Data records
════

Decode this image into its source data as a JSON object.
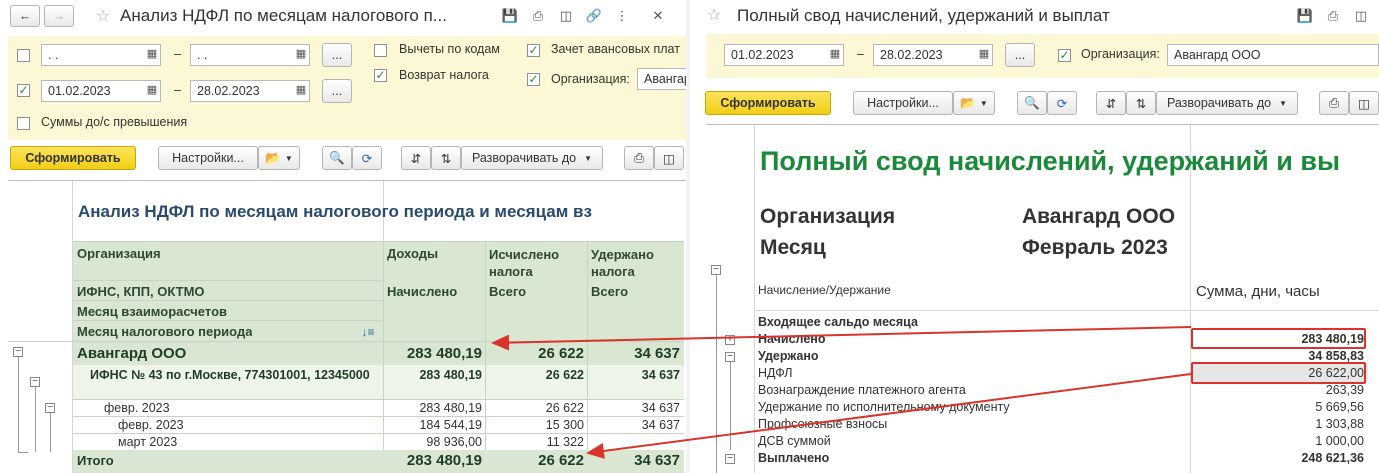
{
  "left": {
    "window_title": "Анализ НДФЛ по месяцам налогового п...",
    "filters": {
      "row1_from": ". .",
      "row1_to": ". .",
      "dash": "–",
      "more": "...",
      "row2_from": "01.02.2023",
      "row2_to": "28.02.2023",
      "sums_exceed_label": "Суммы до/с превышения",
      "deductions_label": "Вычеты по кодам",
      "tax_return_label": "Возврат налога",
      "advance_offset_label": "Зачет авансовых плат",
      "org_label": "Организация:",
      "org_value": "Авангард"
    },
    "toolbar": {
      "generate": "Сформировать",
      "settings": "Настройки...",
      "expand": "Разворачивать до"
    },
    "report": {
      "title": "Анализ НДФЛ по месяцам налогового периода и месяцам вз",
      "col_org": "Организация",
      "col_income": "Доходы",
      "col_calc": "Исчислено налога",
      "col_withheld": "Удержано налога",
      "sub_ifns": "ИФНС, КПП, ОКТМО",
      "sub_accrued": "Начислено",
      "sub_total1": "Всего",
      "sub_total2": "Всего",
      "sub_month_settle": "Месяц взаиморасчетов",
      "sub_month_period": "Месяц налогового периода",
      "rows": [
        {
          "name": "Авангард ООО",
          "income": "283 480,19",
          "calc": "26 622",
          "withheld": "34 637"
        },
        {
          "name": "ИФНС № 43 по г.Москве, 774301001, 12345000",
          "income": "283 480,19",
          "calc": "26 622",
          "withheld": "34 637"
        },
        {
          "name": "февр. 2023",
          "income": "283 480,19",
          "calc": "26 622",
          "withheld": "34 637"
        },
        {
          "name": "февр. 2023",
          "income": "184 544,19",
          "calc": "15 300",
          "withheld": "34 637"
        },
        {
          "name": "март 2023",
          "income": "98 936,00",
          "calc": "11 322",
          "withheld": ""
        }
      ],
      "total": {
        "name": "Итого",
        "income": "283 480,19",
        "calc": "26 622",
        "withheld": "34 637"
      }
    }
  },
  "right": {
    "window_title": "Полный свод начислений, удержаний и выплат",
    "filters": {
      "from": "01.02.2023",
      "to": "28.02.2023",
      "dash": "–",
      "more": "...",
      "org_label": "Организация:",
      "org_value": "Авангард ООО"
    },
    "toolbar": {
      "generate": "Сформировать",
      "settings": "Настройки...",
      "expand": "Разворачивать до"
    },
    "report": {
      "title": "Полный свод начислений, удержаний и вы",
      "org_label": "Организация",
      "org_value": "Авангард ООО",
      "month_label": "Месяц",
      "month_value": "Февраль 2023",
      "col_item": "Начисление/Удержание",
      "col_sum": "Сумма, дни, часы",
      "rows": [
        {
          "name": "Входящее сальдо месяца",
          "value": ""
        },
        {
          "name": "Начислено",
          "value": "283 480,19"
        },
        {
          "name": "Удержано",
          "value": "34 858,83"
        },
        {
          "name": "НДФЛ",
          "value": "26 622,00"
        },
        {
          "name": "Вознаграждение платежного агента",
          "value": "263,39"
        },
        {
          "name": "Удержание по исполнительному документу",
          "value": "5 669,56"
        },
        {
          "name": "Профсоюзные взносы",
          "value": "1 303,88"
        },
        {
          "name": "ДСВ суммой",
          "value": "1 000,00"
        },
        {
          "name": "Выплачено",
          "value": "248 621,36"
        }
      ]
    }
  },
  "colors": {
    "highlight": "#d9342b",
    "green_title": "#1a8a3a",
    "header_bg": "#d9e6d2",
    "yellow": "#f3d21a"
  }
}
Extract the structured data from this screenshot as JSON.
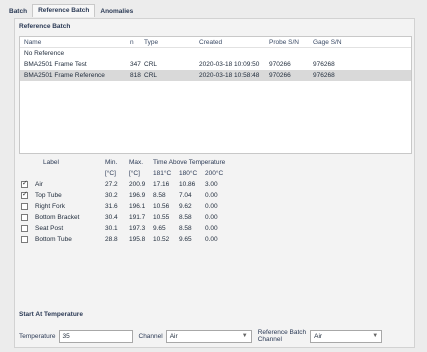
{
  "tabs": [
    "Batch",
    "Reference Batch",
    "Anomalies"
  ],
  "reference_batch_label": "Reference Batch",
  "batch_list": {
    "headers": {
      "name": "Name",
      "n": "n",
      "type": "Type",
      "created": "Created",
      "probe_sn": "Probe S/N",
      "gage_sn": "Gage S/N"
    },
    "rows": [
      {
        "name": "No Reference",
        "n": "",
        "type": "",
        "created": "",
        "probe_sn": "",
        "gage_sn": ""
      },
      {
        "name": "BMA2501 Frame Test",
        "n": "347",
        "type": "CRL",
        "created": "2020-03-18 10:09:50",
        "probe_sn": "970266",
        "gage_sn": "976268"
      },
      {
        "name": "BMA2501 Frame Reference",
        "n": "818",
        "type": "CRL",
        "created": "2020-03-18 10:58:48",
        "probe_sn": "970266",
        "gage_sn": "976268"
      }
    ]
  },
  "temps": {
    "headers": {
      "label": "Label",
      "min": "Min.",
      "max": "Max.",
      "time_above": "Time Above Temperature"
    },
    "units": {
      "min": "[°C]",
      "max": "[°C]",
      "t1": "181°C",
      "t2": "180°C",
      "t3": "200°C"
    },
    "rows": [
      {
        "checked": true,
        "label": "Air",
        "min": "27.2",
        "max": "200.9",
        "t1": "17.16",
        "t2": "10.86",
        "t3": "3.00"
      },
      {
        "checked": true,
        "label": "Top Tube",
        "min": "30.2",
        "max": "196.9",
        "t1": "8.58",
        "t2": "7.04",
        "t3": "0.00"
      },
      {
        "checked": false,
        "label": "Right Fork",
        "min": "31.6",
        "max": "196.1",
        "t1": "10.56",
        "t2": "9.62",
        "t3": "0.00"
      },
      {
        "checked": false,
        "label": "Bottom Bracket",
        "min": "30.4",
        "max": "191.7",
        "t1": "10.55",
        "t2": "8.58",
        "t3": "0.00"
      },
      {
        "checked": false,
        "label": "Seat Post",
        "min": "30.1",
        "max": "197.3",
        "t1": "9.65",
        "t2": "8.58",
        "t3": "0.00"
      },
      {
        "checked": false,
        "label": "Bottom Tube",
        "min": "28.8",
        "max": "195.8",
        "t1": "10.52",
        "t2": "9.65",
        "t3": "0.00"
      }
    ]
  },
  "start_at_temp_label": "Start At Temperature",
  "temperature": {
    "label": "Temperature",
    "value": "35"
  },
  "channel": {
    "label": "Channel",
    "value": "Air"
  },
  "ref_channel": {
    "label_line1": "Reference Batch",
    "label_line2": "Channel",
    "value": "Air"
  }
}
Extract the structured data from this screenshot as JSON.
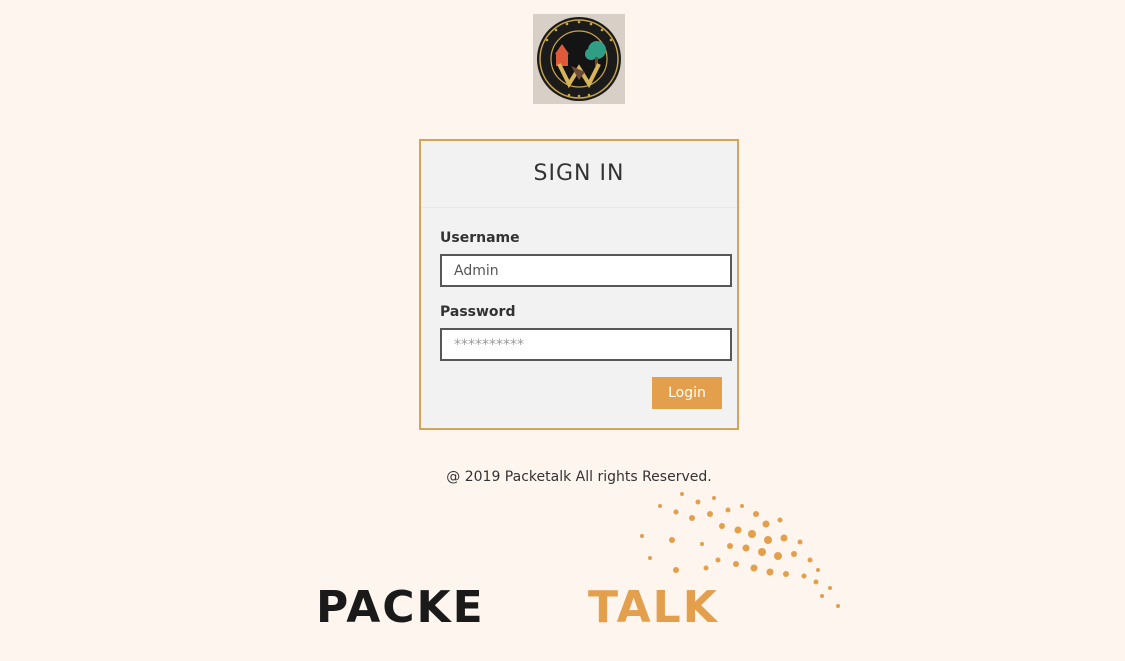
{
  "seal": {
    "label": "Willingboro Township N.J. Police Dept. seal"
  },
  "signin": {
    "title": "SIGN IN",
    "username_label": "Username",
    "username_value": "Admin",
    "password_label": "Password",
    "password_placeholder": "**********",
    "login_label": "Login"
  },
  "footer": {
    "copyright": "@ 2019 Packetalk All rights Reserved."
  },
  "brand": {
    "wordmark_dark": "PACKE",
    "wordmark_orange": "TALK",
    "dark_color": "#1a1a1a",
    "accent_color": "#e39f4c"
  }
}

════

Report every line in the data above in which the word "НДФЛ" appears.

    "window_title": "Анализ НДФЛ по месяцам налогового п...",
      "title": "Анализ НДФЛ по месяцам налогового периода и месяцам вз",
          "name": "НДФЛ",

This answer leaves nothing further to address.